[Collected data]
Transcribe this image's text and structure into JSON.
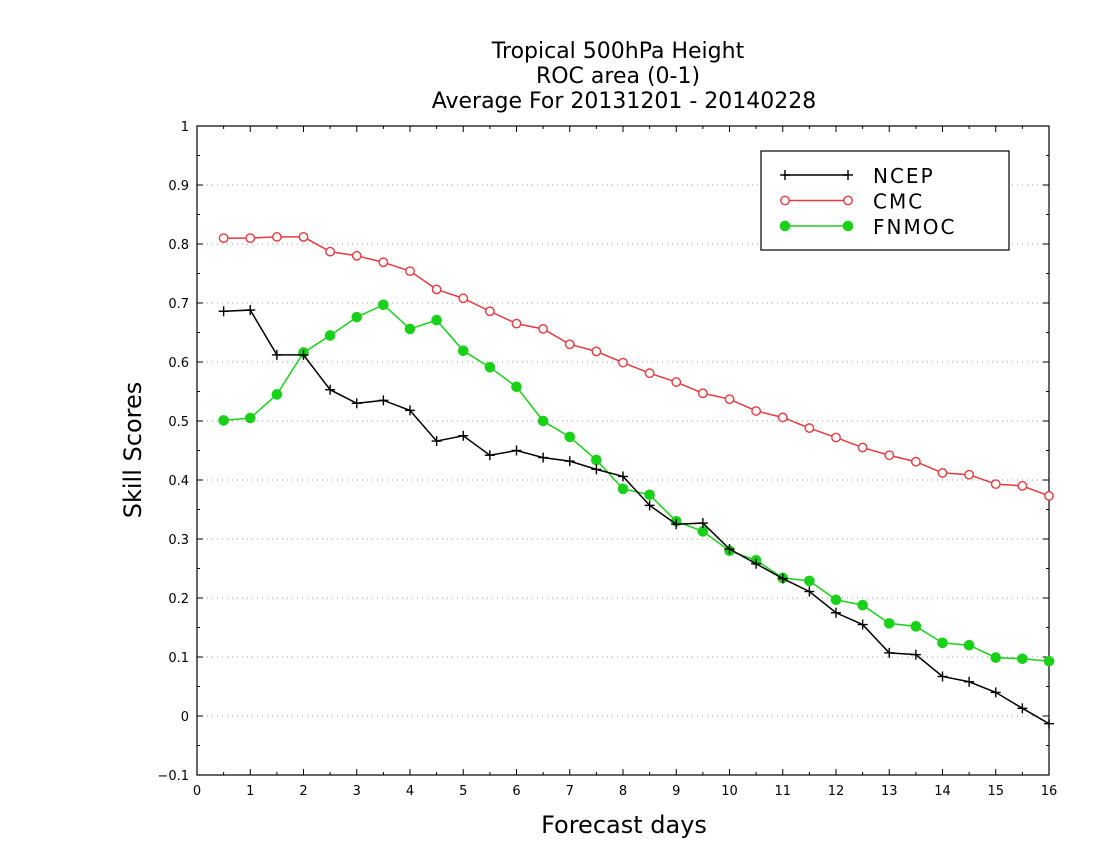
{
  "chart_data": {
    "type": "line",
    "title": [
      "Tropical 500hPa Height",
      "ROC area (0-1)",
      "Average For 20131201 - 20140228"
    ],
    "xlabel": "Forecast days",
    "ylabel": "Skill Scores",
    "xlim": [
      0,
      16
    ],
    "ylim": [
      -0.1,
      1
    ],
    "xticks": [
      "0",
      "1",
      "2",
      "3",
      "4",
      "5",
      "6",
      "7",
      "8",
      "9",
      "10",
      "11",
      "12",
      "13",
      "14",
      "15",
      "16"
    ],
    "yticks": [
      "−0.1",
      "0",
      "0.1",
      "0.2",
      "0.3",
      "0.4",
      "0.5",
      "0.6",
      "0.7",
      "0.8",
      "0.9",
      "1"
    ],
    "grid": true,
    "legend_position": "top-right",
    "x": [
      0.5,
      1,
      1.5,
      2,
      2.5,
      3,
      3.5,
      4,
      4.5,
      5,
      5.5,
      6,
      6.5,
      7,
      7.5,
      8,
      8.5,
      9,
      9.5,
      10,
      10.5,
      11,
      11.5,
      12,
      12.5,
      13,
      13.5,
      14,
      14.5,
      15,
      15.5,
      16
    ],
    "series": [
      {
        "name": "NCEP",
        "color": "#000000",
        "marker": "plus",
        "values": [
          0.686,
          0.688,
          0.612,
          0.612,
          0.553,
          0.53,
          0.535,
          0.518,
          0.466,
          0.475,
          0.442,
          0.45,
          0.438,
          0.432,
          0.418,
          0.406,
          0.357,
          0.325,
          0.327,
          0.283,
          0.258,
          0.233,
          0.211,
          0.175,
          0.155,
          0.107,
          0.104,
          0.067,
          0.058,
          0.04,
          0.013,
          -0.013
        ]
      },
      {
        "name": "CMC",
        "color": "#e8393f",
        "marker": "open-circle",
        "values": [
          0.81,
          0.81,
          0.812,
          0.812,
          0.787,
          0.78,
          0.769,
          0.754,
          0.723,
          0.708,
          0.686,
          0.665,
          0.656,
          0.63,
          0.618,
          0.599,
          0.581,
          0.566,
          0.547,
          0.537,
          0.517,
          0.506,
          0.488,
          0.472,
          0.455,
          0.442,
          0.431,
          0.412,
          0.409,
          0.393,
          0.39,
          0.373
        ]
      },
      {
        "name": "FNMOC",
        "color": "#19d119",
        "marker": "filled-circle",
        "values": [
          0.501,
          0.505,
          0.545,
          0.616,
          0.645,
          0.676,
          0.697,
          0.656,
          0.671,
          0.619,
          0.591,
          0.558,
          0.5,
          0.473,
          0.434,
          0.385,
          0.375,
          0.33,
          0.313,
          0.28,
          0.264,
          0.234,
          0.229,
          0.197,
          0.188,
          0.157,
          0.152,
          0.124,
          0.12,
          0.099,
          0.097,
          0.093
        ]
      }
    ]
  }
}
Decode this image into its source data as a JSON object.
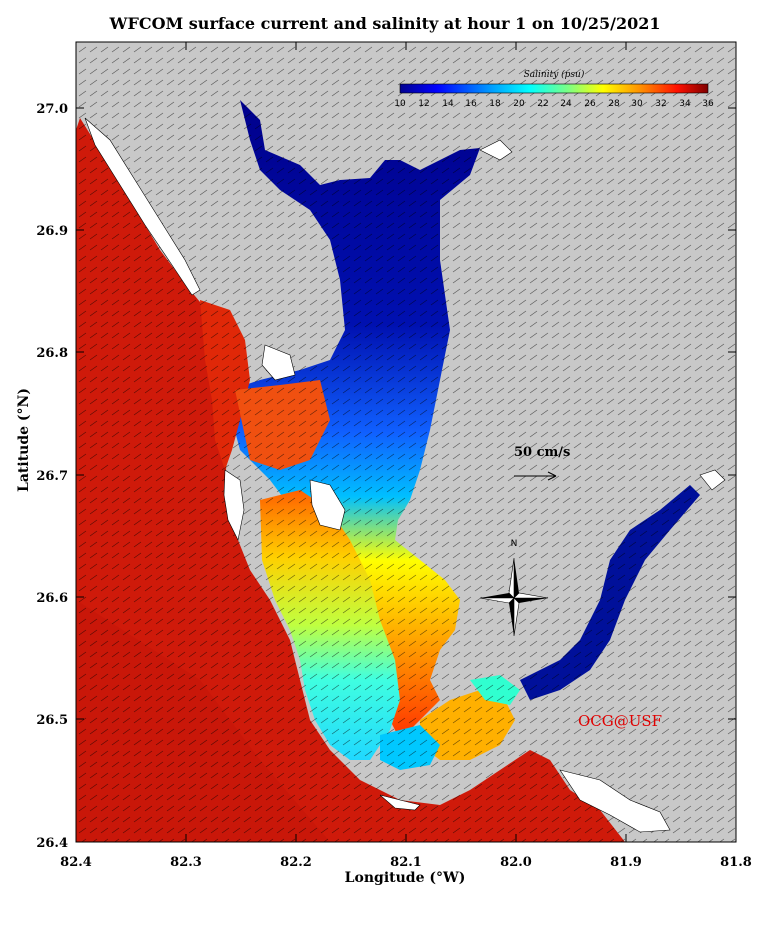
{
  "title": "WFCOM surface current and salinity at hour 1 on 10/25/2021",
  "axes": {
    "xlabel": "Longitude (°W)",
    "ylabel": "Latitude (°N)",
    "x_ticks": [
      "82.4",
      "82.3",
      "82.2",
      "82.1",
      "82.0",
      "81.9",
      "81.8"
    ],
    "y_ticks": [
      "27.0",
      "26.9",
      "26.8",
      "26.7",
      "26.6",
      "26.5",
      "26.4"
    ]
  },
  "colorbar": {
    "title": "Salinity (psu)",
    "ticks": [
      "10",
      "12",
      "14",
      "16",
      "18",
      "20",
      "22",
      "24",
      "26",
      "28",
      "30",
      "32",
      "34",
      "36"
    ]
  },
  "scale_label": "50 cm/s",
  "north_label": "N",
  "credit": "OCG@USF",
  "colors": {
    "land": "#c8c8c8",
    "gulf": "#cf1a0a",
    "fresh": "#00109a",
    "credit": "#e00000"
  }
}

TASK PROMPT: Using the listing above, show each line holding the string "marker".

RESULT FOR THIS EXERCISE:
        "marker": "plus",
        "marker": "open-circle",
        "marker": "filled-circle",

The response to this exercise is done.